Reproduce every record exactly as it appears, but not the pictures.

## [Supplied material]
◇ ◇ ◇ ◇ ◇ ◇ ◇

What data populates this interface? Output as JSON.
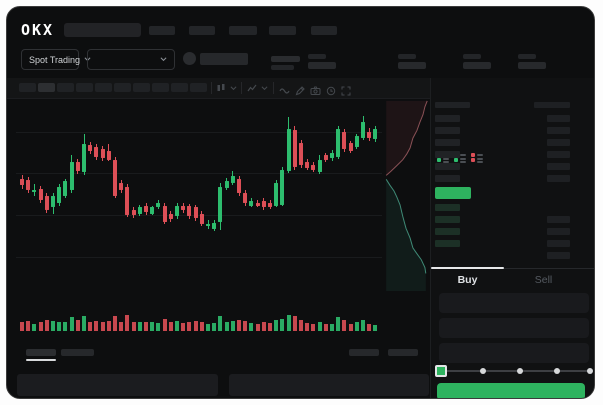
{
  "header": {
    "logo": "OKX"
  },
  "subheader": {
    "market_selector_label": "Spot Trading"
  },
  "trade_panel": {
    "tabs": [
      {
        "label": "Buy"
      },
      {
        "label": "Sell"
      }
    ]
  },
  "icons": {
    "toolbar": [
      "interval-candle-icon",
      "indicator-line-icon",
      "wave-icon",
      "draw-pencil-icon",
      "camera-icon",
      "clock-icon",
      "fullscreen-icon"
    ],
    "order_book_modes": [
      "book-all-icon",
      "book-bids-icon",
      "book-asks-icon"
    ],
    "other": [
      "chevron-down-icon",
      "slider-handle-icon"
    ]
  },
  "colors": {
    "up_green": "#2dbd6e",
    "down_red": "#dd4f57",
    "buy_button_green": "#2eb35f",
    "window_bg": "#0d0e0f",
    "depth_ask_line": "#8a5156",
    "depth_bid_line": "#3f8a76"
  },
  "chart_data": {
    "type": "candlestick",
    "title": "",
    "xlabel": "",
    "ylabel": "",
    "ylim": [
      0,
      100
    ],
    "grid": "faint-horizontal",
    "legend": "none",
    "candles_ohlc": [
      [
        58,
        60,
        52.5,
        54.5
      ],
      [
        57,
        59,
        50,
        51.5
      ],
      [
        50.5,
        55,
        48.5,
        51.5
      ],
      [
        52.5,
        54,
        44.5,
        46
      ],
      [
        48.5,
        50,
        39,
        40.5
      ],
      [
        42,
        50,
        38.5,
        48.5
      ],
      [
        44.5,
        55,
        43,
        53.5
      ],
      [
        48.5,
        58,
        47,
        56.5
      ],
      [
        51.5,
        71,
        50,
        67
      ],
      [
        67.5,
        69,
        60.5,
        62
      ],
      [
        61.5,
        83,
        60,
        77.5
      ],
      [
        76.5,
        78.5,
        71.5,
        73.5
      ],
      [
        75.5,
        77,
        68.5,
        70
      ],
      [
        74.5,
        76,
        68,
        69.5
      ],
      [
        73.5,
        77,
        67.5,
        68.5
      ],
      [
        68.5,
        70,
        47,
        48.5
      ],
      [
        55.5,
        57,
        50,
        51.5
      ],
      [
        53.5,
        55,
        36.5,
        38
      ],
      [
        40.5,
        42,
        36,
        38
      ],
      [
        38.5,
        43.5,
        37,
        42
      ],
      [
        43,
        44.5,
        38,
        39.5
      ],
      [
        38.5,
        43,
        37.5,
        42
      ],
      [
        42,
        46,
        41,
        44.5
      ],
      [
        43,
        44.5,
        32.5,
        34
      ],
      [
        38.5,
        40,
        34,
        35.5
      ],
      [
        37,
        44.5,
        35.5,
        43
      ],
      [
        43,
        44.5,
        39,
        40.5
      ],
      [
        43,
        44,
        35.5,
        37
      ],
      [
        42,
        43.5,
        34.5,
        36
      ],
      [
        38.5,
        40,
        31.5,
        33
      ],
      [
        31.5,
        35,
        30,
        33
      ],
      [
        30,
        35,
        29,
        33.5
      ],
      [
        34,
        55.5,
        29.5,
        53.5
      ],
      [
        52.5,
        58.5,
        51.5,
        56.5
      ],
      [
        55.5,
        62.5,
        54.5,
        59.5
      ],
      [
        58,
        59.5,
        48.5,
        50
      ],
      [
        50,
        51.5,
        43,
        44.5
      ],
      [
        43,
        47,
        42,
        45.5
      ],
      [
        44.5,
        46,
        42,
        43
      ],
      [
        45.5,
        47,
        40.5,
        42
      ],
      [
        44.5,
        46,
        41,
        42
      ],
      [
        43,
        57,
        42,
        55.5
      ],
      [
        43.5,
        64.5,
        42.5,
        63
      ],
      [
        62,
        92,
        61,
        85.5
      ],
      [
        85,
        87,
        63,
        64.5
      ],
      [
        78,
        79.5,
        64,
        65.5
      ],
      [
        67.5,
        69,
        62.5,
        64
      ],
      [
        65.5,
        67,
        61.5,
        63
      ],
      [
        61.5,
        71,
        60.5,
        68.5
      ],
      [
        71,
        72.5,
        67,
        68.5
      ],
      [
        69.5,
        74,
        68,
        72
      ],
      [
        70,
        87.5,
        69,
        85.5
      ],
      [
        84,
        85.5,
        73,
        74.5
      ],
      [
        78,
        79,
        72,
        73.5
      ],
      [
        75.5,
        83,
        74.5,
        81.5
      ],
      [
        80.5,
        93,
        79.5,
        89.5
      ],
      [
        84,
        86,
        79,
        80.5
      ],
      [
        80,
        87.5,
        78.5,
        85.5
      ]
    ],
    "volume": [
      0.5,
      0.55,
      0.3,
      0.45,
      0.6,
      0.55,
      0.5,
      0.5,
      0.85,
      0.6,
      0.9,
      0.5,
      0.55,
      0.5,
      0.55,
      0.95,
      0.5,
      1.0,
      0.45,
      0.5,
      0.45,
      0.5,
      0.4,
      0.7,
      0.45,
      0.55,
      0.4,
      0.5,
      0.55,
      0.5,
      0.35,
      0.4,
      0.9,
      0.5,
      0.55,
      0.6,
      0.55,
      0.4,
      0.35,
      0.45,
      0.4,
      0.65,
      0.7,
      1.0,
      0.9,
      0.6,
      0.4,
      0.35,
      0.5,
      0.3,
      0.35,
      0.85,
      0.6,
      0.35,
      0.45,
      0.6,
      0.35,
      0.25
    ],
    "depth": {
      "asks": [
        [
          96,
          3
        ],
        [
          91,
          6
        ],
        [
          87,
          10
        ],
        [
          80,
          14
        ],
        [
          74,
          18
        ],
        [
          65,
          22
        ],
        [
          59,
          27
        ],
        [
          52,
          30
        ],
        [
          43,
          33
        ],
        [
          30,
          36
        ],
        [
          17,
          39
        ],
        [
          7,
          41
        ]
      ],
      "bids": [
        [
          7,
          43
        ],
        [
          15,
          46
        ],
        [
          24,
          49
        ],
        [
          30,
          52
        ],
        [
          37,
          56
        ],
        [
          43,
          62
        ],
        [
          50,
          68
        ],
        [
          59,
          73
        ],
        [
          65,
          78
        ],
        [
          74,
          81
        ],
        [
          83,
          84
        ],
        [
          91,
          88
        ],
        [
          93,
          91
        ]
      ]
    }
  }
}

◇ ◇ ◇ ◇ ◇ ◇ ◇

## [Finished exercise]
What data populates this interface? Output as JSON.
{
  "header": {
    "logo": "OKX"
  },
  "subheader": {
    "market_selector_label": "Spot Trading"
  },
  "trade_panel": {
    "tabs": [
      {
        "label": "Buy"
      },
      {
        "label": "Sell"
      }
    ]
  },
  "icons": {
    "toolbar": [
      "interval-candle-icon",
      "indicator-line-icon",
      "wave-icon",
      "draw-pencil-icon",
      "camera-icon",
      "clock-icon",
      "fullscreen-icon"
    ],
    "order_book_modes": [
      "book-all-icon",
      "book-bids-icon",
      "book-asks-icon"
    ],
    "other": [
      "chevron-down-icon",
      "slider-handle-icon"
    ]
  },
  "colors": {
    "up_green": "#2dbd6e",
    "down_red": "#dd4f57",
    "buy_button_green": "#2eb35f",
    "window_bg": "#0d0e0f",
    "depth_ask_line": "#8a5156",
    "depth_bid_line": "#3f8a76"
  },
  "chart_data": {
    "type": "candlestick",
    "title": "",
    "xlabel": "",
    "ylabel": "",
    "ylim": [
      0,
      100
    ],
    "grid": "faint-horizontal",
    "legend": "none",
    "candles_ohlc": [
      [
        58,
        60,
        52.5,
        54.5
      ],
      [
        57,
        59,
        50,
        51.5
      ],
      [
        50.5,
        55,
        48.5,
        51.5
      ],
      [
        52.5,
        54,
        44.5,
        46
      ],
      [
        48.5,
        50,
        39,
        40.5
      ],
      [
        42,
        50,
        38.5,
        48.5
      ],
      [
        44.5,
        55,
        43,
        53.5
      ],
      [
        48.5,
        58,
        47,
        56.5
      ],
      [
        51.5,
        71,
        50,
        67
      ],
      [
        67.5,
        69,
        60.5,
        62
      ],
      [
        61.5,
        83,
        60,
        77.5
      ],
      [
        76.5,
        78.5,
        71.5,
        73.5
      ],
      [
        75.5,
        77,
        68.5,
        70
      ],
      [
        74.5,
        76,
        68,
        69.5
      ],
      [
        73.5,
        77,
        67.5,
        68.5
      ],
      [
        68.5,
        70,
        47,
        48.5
      ],
      [
        55.5,
        57,
        50,
        51.5
      ],
      [
        53.5,
        55,
        36.5,
        38
      ],
      [
        40.5,
        42,
        36,
        38
      ],
      [
        38.5,
        43.5,
        37,
        42
      ],
      [
        43,
        44.5,
        38,
        39.5
      ],
      [
        38.5,
        43,
        37.5,
        42
      ],
      [
        42,
        46,
        41,
        44.5
      ],
      [
        43,
        44.5,
        32.5,
        34
      ],
      [
        38.5,
        40,
        34,
        35.5
      ],
      [
        37,
        44.5,
        35.5,
        43
      ],
      [
        43,
        44.5,
        39,
        40.5
      ],
      [
        43,
        44,
        35.5,
        37
      ],
      [
        42,
        43.5,
        34.5,
        36
      ],
      [
        38.5,
        40,
        31.5,
        33
      ],
      [
        31.5,
        35,
        30,
        33
      ],
      [
        30,
        35,
        29,
        33.5
      ],
      [
        34,
        55.5,
        29.5,
        53.5
      ],
      [
        52.5,
        58.5,
        51.5,
        56.5
      ],
      [
        55.5,
        62.5,
        54.5,
        59.5
      ],
      [
        58,
        59.5,
        48.5,
        50
      ],
      [
        50,
        51.5,
        43,
        44.5
      ],
      [
        43,
        47,
        42,
        45.5
      ],
      [
        44.5,
        46,
        42,
        43
      ],
      [
        45.5,
        47,
        40.5,
        42
      ],
      [
        44.5,
        46,
        41,
        42
      ],
      [
        43,
        57,
        42,
        55.5
      ],
      [
        43.5,
        64.5,
        42.5,
        63
      ],
      [
        62,
        92,
        61,
        85.5
      ],
      [
        85,
        87,
        63,
        64.5
      ],
      [
        78,
        79.5,
        64,
        65.5
      ],
      [
        67.5,
        69,
        62.5,
        64
      ],
      [
        65.5,
        67,
        61.5,
        63
      ],
      [
        61.5,
        71,
        60.5,
        68.5
      ],
      [
        71,
        72.5,
        67,
        68.5
      ],
      [
        69.5,
        74,
        68,
        72
      ],
      [
        70,
        87.5,
        69,
        85.5
      ],
      [
        84,
        85.5,
        73,
        74.5
      ],
      [
        78,
        79,
        72,
        73.5
      ],
      [
        75.5,
        83,
        74.5,
        81.5
      ],
      [
        80.5,
        93,
        79.5,
        89.5
      ],
      [
        84,
        86,
        79,
        80.5
      ],
      [
        80,
        87.5,
        78.5,
        85.5
      ]
    ],
    "volume": [
      0.5,
      0.55,
      0.3,
      0.45,
      0.6,
      0.55,
      0.5,
      0.5,
      0.85,
      0.6,
      0.9,
      0.5,
      0.55,
      0.5,
      0.55,
      0.95,
      0.5,
      1.0,
      0.45,
      0.5,
      0.45,
      0.5,
      0.4,
      0.7,
      0.45,
      0.55,
      0.4,
      0.5,
      0.55,
      0.5,
      0.35,
      0.4,
      0.9,
      0.5,
      0.55,
      0.6,
      0.55,
      0.4,
      0.35,
      0.45,
      0.4,
      0.65,
      0.7,
      1.0,
      0.9,
      0.6,
      0.4,
      0.35,
      0.5,
      0.3,
      0.35,
      0.85,
      0.6,
      0.35,
      0.45,
      0.6,
      0.35,
      0.25
    ],
    "depth": {
      "asks": [
        [
          96,
          3
        ],
        [
          91,
          6
        ],
        [
          87,
          10
        ],
        [
          80,
          14
        ],
        [
          74,
          18
        ],
        [
          65,
          22
        ],
        [
          59,
          27
        ],
        [
          52,
          30
        ],
        [
          43,
          33
        ],
        [
          30,
          36
        ],
        [
          17,
          39
        ],
        [
          7,
          41
        ]
      ],
      "bids": [
        [
          7,
          43
        ],
        [
          15,
          46
        ],
        [
          24,
          49
        ],
        [
          30,
          52
        ],
        [
          37,
          56
        ],
        [
          43,
          62
        ],
        [
          50,
          68
        ],
        [
          59,
          73
        ],
        [
          65,
          78
        ],
        [
          74,
          81
        ],
        [
          83,
          84
        ],
        [
          91,
          88
        ],
        [
          93,
          91
        ]
      ]
    }
  }
}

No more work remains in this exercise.